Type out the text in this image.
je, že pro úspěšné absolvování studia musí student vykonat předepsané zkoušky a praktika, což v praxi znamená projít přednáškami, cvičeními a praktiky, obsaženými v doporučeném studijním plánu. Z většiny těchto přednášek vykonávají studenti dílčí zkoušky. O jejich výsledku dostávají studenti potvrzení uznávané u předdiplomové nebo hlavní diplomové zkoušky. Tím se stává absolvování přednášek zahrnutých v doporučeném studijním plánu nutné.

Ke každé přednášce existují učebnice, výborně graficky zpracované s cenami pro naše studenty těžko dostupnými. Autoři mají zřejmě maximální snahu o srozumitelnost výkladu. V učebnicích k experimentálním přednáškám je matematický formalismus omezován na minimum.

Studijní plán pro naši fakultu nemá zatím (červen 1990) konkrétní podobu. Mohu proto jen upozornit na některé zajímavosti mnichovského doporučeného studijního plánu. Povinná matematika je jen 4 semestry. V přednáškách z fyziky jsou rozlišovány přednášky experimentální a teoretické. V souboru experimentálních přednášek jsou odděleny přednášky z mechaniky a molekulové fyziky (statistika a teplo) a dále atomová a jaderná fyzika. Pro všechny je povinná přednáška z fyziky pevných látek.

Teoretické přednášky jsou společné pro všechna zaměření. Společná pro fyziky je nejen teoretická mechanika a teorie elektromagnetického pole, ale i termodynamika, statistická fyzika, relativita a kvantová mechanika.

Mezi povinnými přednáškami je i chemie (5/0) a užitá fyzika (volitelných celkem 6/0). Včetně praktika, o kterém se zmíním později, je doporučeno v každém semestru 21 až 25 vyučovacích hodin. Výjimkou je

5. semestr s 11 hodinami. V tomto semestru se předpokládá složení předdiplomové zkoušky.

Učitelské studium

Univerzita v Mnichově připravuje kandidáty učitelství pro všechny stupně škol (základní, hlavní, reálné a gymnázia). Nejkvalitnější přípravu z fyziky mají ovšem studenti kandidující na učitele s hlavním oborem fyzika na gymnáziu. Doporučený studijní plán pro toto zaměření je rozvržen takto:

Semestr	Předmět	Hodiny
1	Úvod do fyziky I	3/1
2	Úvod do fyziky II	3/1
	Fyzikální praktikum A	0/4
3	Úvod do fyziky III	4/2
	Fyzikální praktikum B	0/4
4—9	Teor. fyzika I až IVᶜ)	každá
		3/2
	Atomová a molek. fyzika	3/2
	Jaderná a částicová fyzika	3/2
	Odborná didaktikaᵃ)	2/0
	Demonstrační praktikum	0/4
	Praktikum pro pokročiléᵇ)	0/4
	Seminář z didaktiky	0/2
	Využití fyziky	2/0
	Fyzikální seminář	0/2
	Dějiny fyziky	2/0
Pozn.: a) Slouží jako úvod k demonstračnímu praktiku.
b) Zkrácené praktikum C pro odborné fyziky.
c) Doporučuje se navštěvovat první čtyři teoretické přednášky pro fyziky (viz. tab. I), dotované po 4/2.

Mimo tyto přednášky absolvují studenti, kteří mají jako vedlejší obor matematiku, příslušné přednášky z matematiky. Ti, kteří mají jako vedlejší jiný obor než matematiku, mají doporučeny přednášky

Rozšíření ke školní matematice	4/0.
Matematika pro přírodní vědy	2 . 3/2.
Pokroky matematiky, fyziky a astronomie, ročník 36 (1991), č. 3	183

################

(Exercise) State how many lines of the records above contain "přednášek", with no words besides the number.

(The output) 2